Identify all lines below that hold "اسناد" and collect them.

[START SUPPLIED ENTRIES]

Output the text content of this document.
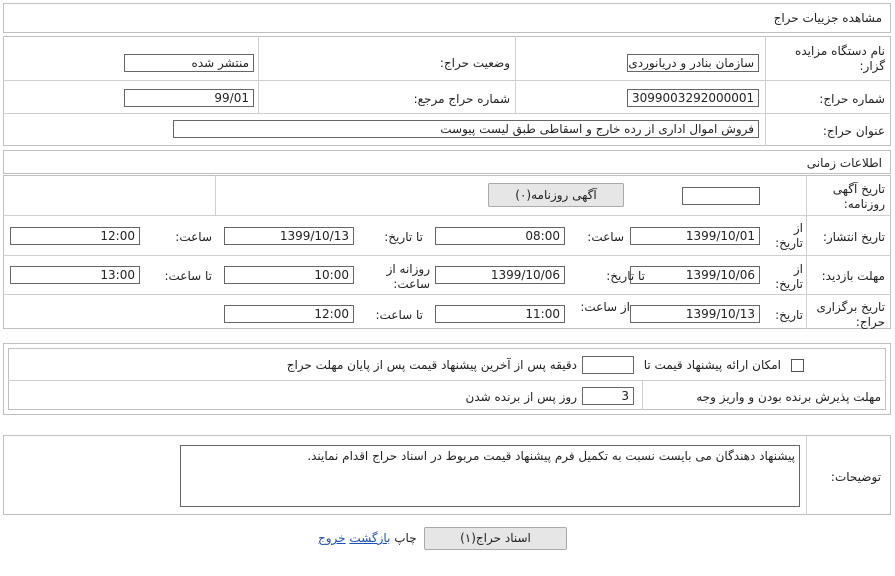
مشاهده جزییات حراج
نام دستگاه مزایده گزار:
سازمان بنادر و دریانوردی
وضعیت حراج:
منتشر شده
شماره حراج:
3099003292000001
شماره حراج مرجع:
99/01
عنوان حراج:
فروش اموال اداری از رده خارج و اسقاطی طبق لیست پیوست
اطلاعات زمانی
تاریخ آگهی روزنامه:
آگهی روزنامه(۰)
تاریخ انتشار:
از تاریخ:
1399/10/01
ساعت:
08:00
تا تاریخ:
1399/10/13
ساعت:
12:00
مهلت بازدید:
از تاریخ:
1399/10/06
تا تاریخ:
1399/10/06
روزانه از ساعت:
10:00
تا ساعت:
13:00
تاریخ برگزاری حراج:
تاریخ:
1399/10/13
از ساعت:
11:00
تا ساعت:
12:00
امکان ارائه پیشنهاد قیمت تا
دقیقه پس از آخرین پیشنهاد قیمت پس از پایان مهلت حراج
مهلت پذیرش برنده بودن و واریز وجه
3
روز پس از برنده شدن
توضیحات:
پیشنهاد دهندگان می بایست نسبت به تکمیل فرم پیشنهاد قیمت مربوط در اسناد حراج اقدام نمایند.
اسناد حراج(۱)
چاپ بازگشت خروج
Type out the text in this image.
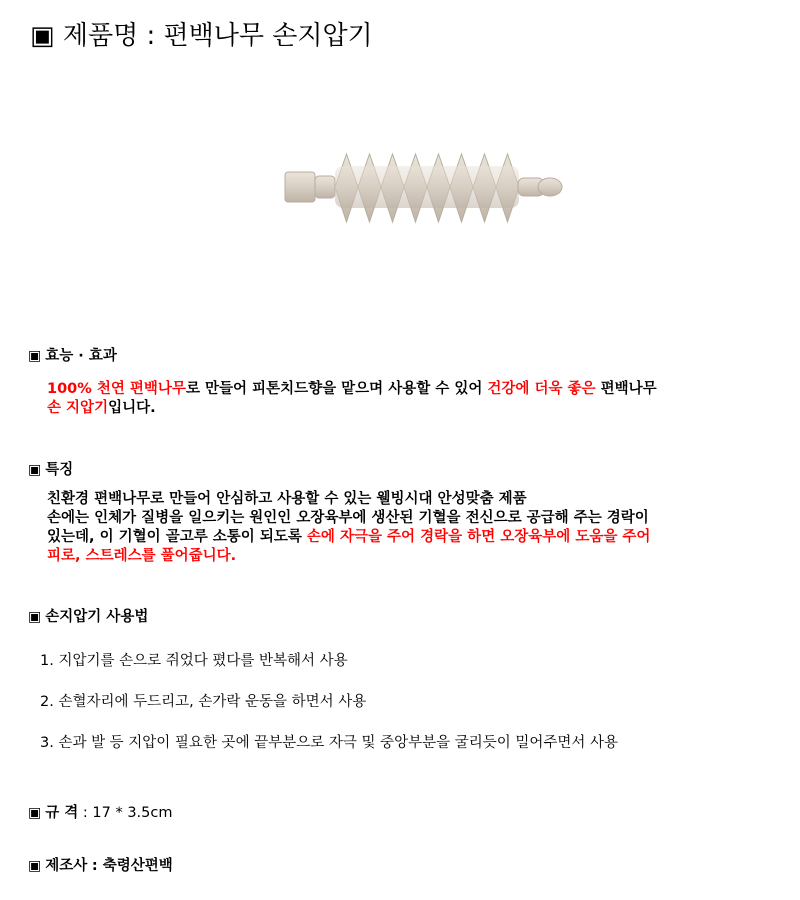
▣ 제품명 : 편백나무 손지압기
▣ 효능 · 효과
100% 천연 편백나무로 만들어 피톤치드향을 맡으며 사용할 수 있어 건강에 더욱 좋은 편백나무
손 지압기입니다.
▣ 특징
친환경 편백나무로 만들어 안심하고 사용할 수 있는 웰빙시대 안성맞춤 제품
손에는 인체가 질병을 일으키는 원인인 오장육부에 생산된 기혈을 전신으로 공급해 주는 경락이
있는데, 이 기혈이 골고루 소통이 되도록 손에 자극을 주어 경락을 하면 오장육부에 도움을 주어
피로, 스트레스를 풀어줍니다.
▣ 손지압기 사용법
1. 지압기를 손으로 쥐었다 폈다를 반복해서 사용
2. 손혈자리에 두드리고, 손가락 운동을 하면서 사용
3. 손과 발 등 지압이 필요한 곳에 끝부분으로 자극 및 중앙부분을 굴리듯이 밀어주면서 사용
▣ 규 격 : 17 * 3.5cm
▣ 제조사 : 축령산편백
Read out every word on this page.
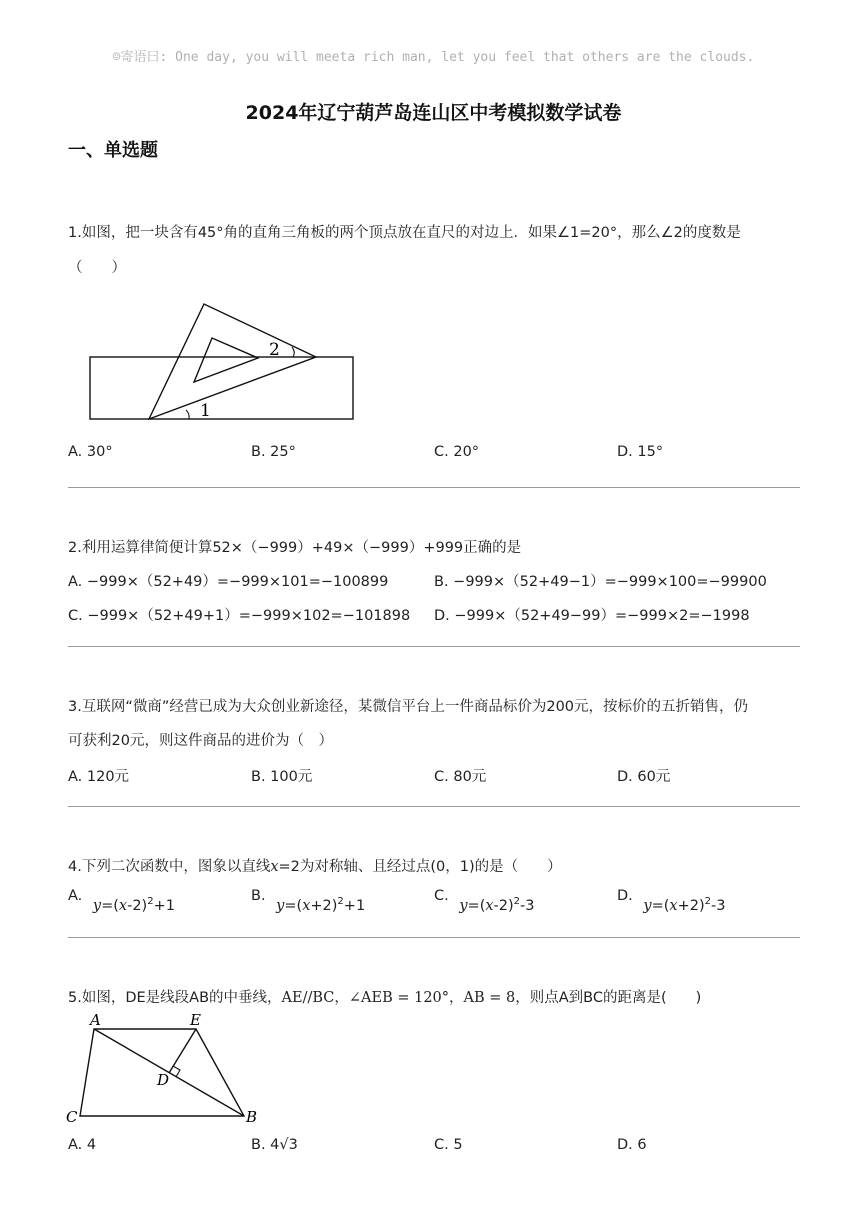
☺寄语曰: One day, you will meeta rich man, let you feel that others are the clouds.
2024年辽宁葫芦岛连山区中考模拟数学试卷
一、单选题
1.如图，把一块含有45°角的直角三角板的两个顶点放在直尺的对边上．如果∠1=20°，那么∠2的度数是
（　　）
1
2
A. 30°	B. 25°	C. 20°	D. 15°
2.利用运算律简便计算52×（−999）+49×（−999）+999正确的是
A. −999×（52+49）=−999×101=−100899	B. −999×（52+49−1）=−999×100=−99900
C. −999×（52+49+1）=−999×102=−101898 D. −999×（52+49−99）=−999×2=−1998
3.互联网“微商”经营已成为大众创业新途径，某微信平台上一件商品标价为200元，按标价的五折销售，仍
可获利20元，则这件商品的进价为（　）
A. 120元	B. 100元	C. 80元	D. 60元
4.下列二次函数中，图象以直线x=2为对称轴、且经过点(0，1)的是（　　）
A. $y=(x-2)^2+1$
B. $y=(x+2)^2+1$
C. $y=(x-2)^2-3$
D. $y=(x+2)^2-3$
5.如图，DE是线段AB的中垂线，AE//BC，∠AEB = 120°，AB = 8，则点A到BC的距离是(　　)
A	E
D
C	B
A. 4	B. 4√3	C. 5	D. 6
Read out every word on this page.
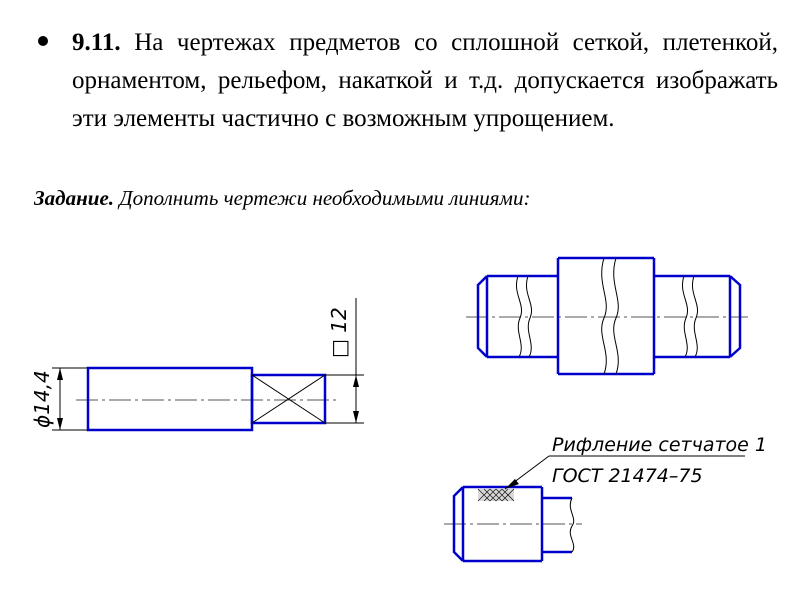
9.11. На чертежах предметов со сплошной сеткой, плетенкой, орнаментом, рельефом, накаткой и т.д. допускается изображать эти элементы частично с возможным упрощением.
Задание. Дополнить чертежи необходимыми линиями:
ϕ14,4
□ 12
Рифление сетчатое 1
ГОСТ 21474–75
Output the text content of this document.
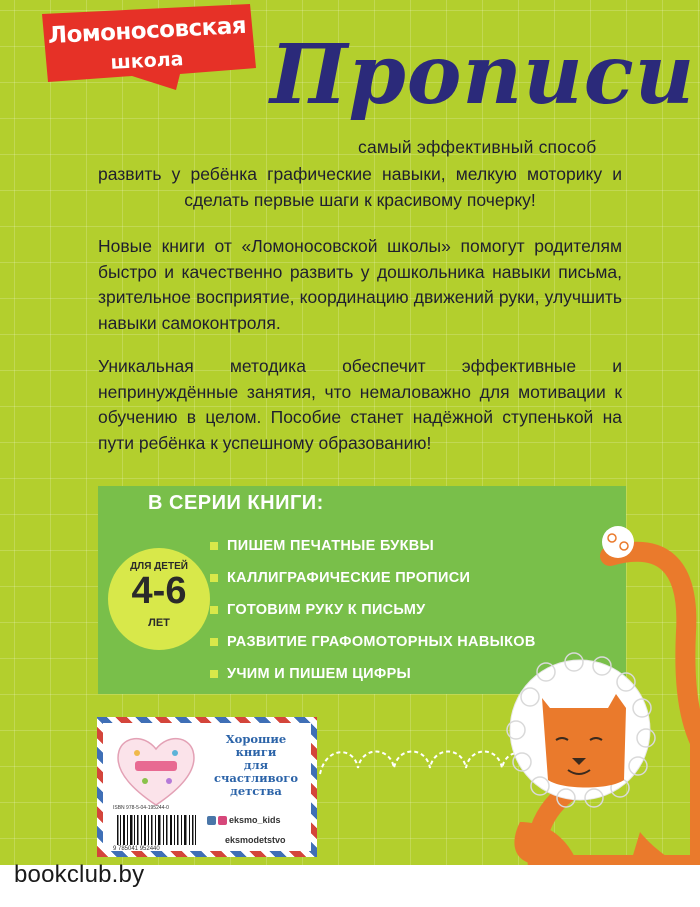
Ломоносовская
школа	Прописи
самый эффективный способ
развить у ребёнка графические навыки, мелкую моторику и сделать первые шаги к красивому почерку!
Новые книги от «Ломоносовской школы» помогут родителям быстро и качественно развить у дошкольника навыки письма, зрительное восприятие, координацию движений руки, улучшить навыки самоконтроля.
Уникальная методика обеспечит эффективные и непринуждённые занятия, что немаловажно для мотивации к обучению в целом. Пособие станет надёжной ступенькой на пути ребёнка к успешному образованию!
В СЕРИИ КНИГИ:
ПИШЕМ ПЕЧАТНЫЕ БУКВЫ
КАЛЛИГРАФИЧЕСКИЕ ПРОПИСИ
ГОТОВИМ РУКУ К ПИСЬМУ
РАЗВИТИЕ ГРАФОМОТОРНЫХ НАВЫКОВ
УЧИМ И ПИШЕМ ЦИФРЫ
ДЛЯ ДЕТЕЙ
4-6
ЛЕТ
ISBN 978-5-04-195244-0
9 785041 952440
Хорошие
книги
для счастливого
детства
eksmo_kids
eksmodetstvo
bookclub.by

[END SUPPLIED ENTRIES]

• WRITTEN RESPONSE:
پیشنهاد دهندگان می بایست نسبت به تکمیل فرم پیشنهاد قیمت مربوط در اسناد حراج اقدام نمایند.
اسناد حراج(۱)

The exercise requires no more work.